• [WHAT YOU HAVE TO DO]
Determine how many lines contain the string "WinRoute". Reply with that figure and nothing else.

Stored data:
+++

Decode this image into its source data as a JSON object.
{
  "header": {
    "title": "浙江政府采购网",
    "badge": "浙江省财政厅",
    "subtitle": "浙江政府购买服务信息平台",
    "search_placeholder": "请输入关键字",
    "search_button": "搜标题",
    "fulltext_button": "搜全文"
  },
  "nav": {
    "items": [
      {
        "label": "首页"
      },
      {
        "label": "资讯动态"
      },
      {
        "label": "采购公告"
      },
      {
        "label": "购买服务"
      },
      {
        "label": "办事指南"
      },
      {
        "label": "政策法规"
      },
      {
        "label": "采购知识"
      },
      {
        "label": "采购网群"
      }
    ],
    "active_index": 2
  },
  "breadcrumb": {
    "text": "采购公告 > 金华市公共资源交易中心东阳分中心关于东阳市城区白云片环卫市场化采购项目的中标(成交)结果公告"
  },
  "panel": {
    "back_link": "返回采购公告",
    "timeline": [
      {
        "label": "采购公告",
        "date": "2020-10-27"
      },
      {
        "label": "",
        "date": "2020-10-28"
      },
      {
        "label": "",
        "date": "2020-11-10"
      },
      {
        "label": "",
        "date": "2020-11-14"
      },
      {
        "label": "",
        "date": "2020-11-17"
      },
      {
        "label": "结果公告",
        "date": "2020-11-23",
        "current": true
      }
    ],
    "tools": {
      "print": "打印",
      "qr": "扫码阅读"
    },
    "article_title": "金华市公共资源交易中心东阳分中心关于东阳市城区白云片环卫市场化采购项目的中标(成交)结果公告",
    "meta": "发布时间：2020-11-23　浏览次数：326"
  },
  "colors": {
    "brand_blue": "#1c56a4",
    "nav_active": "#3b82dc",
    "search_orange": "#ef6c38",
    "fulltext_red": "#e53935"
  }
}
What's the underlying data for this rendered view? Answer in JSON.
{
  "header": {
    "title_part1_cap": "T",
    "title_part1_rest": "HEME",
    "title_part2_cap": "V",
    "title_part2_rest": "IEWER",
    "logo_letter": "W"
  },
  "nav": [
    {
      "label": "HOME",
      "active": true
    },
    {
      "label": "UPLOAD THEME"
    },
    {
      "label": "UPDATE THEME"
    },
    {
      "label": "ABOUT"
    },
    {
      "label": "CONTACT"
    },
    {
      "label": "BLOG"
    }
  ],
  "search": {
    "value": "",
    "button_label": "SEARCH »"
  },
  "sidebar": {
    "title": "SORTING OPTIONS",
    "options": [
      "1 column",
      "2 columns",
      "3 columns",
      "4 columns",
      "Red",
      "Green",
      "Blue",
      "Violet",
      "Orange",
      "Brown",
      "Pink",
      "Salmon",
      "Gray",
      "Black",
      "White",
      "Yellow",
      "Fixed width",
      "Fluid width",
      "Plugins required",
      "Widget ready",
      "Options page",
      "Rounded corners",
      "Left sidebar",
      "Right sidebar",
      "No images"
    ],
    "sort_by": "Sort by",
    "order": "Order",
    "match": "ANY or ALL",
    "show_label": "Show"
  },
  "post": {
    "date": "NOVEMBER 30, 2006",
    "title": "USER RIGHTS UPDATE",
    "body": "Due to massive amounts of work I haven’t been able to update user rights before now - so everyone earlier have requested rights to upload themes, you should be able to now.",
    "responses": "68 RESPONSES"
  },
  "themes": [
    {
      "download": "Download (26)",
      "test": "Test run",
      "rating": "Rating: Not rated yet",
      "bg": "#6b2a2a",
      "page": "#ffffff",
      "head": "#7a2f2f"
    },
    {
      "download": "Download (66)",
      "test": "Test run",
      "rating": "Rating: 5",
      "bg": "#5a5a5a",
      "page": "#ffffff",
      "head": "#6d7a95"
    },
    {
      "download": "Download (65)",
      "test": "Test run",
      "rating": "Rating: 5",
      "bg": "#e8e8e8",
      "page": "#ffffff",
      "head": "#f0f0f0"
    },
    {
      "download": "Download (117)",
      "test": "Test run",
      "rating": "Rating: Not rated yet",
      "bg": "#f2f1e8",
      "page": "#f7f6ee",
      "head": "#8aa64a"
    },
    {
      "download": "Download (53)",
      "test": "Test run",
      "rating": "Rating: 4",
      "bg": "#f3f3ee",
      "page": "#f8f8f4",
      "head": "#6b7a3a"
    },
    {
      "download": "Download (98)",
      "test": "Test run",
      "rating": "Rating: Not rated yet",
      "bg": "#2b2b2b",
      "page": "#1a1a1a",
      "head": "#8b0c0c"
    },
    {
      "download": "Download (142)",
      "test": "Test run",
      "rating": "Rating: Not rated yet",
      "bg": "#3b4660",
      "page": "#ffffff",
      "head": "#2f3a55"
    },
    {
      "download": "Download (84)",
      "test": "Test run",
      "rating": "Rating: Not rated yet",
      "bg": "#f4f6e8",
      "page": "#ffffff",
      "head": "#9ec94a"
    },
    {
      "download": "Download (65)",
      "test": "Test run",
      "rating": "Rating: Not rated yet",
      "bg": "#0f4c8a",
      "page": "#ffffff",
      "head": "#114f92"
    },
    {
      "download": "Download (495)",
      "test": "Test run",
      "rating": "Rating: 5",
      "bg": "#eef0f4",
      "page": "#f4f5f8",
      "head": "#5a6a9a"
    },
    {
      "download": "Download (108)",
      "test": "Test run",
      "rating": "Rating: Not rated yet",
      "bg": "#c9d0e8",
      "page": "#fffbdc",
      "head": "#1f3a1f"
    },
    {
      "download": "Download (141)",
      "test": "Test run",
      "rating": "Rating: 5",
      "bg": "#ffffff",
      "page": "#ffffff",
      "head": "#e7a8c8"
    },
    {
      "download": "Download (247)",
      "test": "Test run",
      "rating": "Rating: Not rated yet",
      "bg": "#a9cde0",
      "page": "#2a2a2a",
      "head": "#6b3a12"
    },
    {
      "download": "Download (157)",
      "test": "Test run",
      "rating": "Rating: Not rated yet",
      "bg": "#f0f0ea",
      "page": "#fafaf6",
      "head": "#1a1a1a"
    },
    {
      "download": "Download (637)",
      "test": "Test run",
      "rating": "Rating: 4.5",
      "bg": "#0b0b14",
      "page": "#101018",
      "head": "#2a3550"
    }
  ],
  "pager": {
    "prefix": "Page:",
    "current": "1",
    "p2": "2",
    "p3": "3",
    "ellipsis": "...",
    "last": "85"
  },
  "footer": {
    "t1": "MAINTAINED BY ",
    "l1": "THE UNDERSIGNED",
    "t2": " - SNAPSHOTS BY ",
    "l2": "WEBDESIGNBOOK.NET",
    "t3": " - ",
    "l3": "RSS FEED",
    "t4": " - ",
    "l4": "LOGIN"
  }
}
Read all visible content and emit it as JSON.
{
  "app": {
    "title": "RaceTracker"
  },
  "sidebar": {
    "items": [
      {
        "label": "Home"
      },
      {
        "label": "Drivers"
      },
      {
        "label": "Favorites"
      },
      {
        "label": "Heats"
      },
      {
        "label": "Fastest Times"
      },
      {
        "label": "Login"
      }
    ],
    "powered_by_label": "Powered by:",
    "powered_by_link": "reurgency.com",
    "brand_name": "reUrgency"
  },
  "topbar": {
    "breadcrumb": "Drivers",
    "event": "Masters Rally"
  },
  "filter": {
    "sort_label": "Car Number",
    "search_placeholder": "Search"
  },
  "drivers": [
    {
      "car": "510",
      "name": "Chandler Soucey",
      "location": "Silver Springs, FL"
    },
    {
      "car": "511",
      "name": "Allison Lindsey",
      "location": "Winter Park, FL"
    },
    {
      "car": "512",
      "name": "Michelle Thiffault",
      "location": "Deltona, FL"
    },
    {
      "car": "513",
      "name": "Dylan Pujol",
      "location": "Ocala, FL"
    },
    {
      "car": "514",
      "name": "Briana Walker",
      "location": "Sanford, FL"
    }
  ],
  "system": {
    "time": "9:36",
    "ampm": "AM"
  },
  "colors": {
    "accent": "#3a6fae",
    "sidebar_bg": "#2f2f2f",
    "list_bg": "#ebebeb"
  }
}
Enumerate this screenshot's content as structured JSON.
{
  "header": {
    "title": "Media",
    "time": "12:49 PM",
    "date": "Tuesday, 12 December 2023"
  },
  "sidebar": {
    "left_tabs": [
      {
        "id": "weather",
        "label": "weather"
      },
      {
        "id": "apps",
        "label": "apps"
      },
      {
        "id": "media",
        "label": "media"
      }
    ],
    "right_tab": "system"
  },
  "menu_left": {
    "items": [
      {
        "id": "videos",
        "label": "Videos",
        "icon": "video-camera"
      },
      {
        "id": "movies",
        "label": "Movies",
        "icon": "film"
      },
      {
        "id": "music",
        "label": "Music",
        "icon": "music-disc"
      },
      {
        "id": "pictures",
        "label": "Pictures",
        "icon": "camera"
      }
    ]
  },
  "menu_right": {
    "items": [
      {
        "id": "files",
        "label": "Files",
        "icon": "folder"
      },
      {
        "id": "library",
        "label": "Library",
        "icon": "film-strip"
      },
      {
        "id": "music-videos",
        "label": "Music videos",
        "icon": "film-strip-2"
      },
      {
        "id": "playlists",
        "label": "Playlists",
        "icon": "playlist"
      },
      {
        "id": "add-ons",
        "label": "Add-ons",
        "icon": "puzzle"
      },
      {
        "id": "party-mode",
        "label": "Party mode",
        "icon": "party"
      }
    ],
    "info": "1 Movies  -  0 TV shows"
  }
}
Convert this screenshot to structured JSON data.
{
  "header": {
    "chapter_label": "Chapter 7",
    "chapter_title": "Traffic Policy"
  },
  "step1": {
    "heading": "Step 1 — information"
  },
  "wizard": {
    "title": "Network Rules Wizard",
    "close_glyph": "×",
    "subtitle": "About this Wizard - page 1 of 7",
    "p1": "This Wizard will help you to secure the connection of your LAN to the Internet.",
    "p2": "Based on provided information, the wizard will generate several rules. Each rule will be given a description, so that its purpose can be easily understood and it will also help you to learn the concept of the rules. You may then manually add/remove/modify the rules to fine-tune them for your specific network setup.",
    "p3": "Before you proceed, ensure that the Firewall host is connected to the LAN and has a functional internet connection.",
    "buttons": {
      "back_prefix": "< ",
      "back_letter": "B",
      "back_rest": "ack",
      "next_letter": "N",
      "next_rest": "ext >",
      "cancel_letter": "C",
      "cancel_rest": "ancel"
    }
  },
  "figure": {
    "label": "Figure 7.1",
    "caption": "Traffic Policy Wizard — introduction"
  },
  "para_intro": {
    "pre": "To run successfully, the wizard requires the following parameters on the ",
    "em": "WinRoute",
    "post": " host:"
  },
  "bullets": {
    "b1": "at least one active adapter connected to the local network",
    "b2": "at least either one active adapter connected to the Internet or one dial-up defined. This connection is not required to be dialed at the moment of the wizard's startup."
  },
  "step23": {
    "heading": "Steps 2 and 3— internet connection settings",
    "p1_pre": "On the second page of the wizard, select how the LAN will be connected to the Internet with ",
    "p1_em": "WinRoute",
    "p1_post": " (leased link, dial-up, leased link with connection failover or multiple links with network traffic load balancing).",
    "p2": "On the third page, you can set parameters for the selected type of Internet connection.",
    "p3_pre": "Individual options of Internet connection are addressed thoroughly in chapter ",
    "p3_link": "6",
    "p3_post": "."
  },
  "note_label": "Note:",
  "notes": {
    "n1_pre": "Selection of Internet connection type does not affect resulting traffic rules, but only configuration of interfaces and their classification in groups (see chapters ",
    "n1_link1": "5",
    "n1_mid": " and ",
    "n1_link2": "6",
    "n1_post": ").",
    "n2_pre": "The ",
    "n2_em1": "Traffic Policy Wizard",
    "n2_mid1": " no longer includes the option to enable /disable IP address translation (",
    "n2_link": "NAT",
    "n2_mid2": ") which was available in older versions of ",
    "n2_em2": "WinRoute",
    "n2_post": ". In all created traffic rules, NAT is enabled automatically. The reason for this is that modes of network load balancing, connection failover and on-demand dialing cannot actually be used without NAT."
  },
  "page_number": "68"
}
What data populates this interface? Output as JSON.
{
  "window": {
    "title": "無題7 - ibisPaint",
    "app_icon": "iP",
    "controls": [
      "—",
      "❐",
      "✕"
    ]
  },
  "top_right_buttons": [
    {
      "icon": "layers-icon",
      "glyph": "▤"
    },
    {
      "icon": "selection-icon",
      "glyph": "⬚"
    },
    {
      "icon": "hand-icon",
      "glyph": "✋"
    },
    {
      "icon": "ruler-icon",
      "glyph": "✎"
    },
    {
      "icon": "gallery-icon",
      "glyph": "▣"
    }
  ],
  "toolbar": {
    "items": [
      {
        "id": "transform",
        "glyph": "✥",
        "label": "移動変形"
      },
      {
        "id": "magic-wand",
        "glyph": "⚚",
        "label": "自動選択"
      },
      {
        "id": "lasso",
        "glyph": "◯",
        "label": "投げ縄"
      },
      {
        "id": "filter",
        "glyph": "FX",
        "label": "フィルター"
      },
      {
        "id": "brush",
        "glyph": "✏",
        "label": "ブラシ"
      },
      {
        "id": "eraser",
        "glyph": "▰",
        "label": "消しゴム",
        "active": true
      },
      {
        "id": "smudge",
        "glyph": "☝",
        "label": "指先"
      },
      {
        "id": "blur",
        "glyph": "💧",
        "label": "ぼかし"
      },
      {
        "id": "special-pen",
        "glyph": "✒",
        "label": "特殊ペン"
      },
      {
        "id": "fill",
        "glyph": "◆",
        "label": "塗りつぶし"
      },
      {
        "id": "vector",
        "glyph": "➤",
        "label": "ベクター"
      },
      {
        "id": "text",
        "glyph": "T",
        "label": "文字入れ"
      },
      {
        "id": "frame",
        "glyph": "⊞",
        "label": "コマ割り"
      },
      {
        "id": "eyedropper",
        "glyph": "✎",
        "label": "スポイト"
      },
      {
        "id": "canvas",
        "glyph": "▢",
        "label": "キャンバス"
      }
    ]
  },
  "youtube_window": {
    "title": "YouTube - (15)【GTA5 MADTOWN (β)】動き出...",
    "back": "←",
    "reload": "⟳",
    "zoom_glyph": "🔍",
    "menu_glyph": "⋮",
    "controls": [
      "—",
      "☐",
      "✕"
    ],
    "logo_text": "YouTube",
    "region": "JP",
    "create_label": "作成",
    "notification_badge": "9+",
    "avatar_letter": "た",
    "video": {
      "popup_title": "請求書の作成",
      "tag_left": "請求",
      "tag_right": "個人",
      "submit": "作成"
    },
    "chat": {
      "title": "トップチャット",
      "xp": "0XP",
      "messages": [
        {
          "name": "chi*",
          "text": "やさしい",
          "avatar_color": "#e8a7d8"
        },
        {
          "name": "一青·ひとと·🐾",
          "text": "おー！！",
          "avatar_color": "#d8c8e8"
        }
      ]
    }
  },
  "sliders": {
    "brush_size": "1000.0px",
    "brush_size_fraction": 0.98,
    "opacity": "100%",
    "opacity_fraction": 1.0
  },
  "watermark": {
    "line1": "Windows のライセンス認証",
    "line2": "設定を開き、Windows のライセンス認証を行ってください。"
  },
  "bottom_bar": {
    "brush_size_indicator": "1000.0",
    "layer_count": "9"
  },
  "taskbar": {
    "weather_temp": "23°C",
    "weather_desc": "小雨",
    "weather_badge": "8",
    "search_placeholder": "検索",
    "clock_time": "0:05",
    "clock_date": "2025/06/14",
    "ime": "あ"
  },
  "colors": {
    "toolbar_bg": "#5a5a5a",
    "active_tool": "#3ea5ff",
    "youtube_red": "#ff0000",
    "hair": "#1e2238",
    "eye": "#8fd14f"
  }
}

+++

• [ANSWER]
3